• Directions: Please revise the passage on the Noise XX pattern between "The XX pattern" and "other's public key.", inclusive, and give it again with "impersonate" replaced by "masquerade as".

• Document text:
The XX pattern is the canonical "two-party mutual auth without pre-shared knowledge of public keys" Noise pattern. It gives us:

  • Forward secrecy — every session uses fresh ephemeral X25519 keys. Compromising the long-term static key does not reveal past sessions.
  • Mutual authentication — both parties' static keys are cryptographically bound into the transcript hash; a peer cannot impersonate another even if they know the other's public key.
  • Identity hiding — static keys travel encrypted under the ephemeral DH; a passive observer cannot link a session to a long-term identity from the wire alone.
  • Replay resistance — every session has a fresh transcript hash.

Wire shape

Three messages over the framed wire (PeerNet.Frame):

M1 (initiator  responder)
  e

M2 (responder  initiator)
  e, ee, s, es     # peer ephemeral, then encrypted static + payload

M3 (initiator  responder)
  s, se            # encrypted static + payload

Each "encrypted" piece is wrapped with ChaCha20-Poly1305 using the key derived from successive MixKey operations on the running chain. The full Noise message-handling sequence is implemented in step/2.

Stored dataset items
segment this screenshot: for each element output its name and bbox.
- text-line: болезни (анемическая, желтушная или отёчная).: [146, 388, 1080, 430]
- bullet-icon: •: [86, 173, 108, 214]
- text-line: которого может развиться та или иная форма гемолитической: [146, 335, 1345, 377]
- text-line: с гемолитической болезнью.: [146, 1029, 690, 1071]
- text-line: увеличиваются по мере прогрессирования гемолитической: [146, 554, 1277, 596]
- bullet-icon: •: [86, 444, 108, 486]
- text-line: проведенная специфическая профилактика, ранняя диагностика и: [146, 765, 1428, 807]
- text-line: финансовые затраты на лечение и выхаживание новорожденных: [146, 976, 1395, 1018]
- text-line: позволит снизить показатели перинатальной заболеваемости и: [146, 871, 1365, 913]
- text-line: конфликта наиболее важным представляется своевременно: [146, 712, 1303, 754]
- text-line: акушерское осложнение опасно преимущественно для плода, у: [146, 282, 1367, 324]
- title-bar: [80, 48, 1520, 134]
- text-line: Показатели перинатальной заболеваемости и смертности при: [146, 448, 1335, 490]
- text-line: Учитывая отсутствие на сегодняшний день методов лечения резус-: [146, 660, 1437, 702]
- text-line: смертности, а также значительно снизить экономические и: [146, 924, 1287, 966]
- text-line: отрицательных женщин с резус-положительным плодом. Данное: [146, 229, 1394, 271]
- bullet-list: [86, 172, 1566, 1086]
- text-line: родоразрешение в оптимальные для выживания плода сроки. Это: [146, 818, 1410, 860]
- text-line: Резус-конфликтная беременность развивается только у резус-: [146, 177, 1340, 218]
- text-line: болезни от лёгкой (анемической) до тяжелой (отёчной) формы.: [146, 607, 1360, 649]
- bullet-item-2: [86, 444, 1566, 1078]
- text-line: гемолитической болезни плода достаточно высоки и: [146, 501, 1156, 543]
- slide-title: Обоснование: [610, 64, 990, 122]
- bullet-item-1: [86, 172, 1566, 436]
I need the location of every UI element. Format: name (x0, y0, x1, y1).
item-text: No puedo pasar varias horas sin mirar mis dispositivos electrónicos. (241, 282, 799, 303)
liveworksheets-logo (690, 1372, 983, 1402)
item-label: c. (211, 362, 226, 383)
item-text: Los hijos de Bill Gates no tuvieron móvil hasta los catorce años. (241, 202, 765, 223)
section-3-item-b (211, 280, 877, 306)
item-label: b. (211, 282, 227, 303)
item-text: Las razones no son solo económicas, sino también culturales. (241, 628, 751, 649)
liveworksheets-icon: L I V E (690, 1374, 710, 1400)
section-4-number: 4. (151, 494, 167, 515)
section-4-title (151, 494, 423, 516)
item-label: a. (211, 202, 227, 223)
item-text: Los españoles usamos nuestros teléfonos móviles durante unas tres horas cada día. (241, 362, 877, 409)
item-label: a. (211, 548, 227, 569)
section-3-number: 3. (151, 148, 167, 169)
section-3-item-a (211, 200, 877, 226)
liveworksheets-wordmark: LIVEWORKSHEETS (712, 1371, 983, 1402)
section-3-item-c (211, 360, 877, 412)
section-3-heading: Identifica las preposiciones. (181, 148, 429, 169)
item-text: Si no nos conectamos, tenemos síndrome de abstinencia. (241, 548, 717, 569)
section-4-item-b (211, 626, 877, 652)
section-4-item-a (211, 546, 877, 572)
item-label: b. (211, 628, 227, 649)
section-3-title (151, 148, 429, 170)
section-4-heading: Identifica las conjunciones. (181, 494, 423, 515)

• Result of the task:
The XX pattern is the canonical "two-party mutual auth without pre-shared knowledge of public keys" Noise pattern. It gives us:

  • Forward secrecy — every session uses fresh ephemeral X25519 keys. Compromising the long-term static key does not reveal past sessions.
  • Mutual authentication — both parties' static keys are cryptographically bound into the transcript hash; a peer cannot masquerade as another even if they know the other's public key.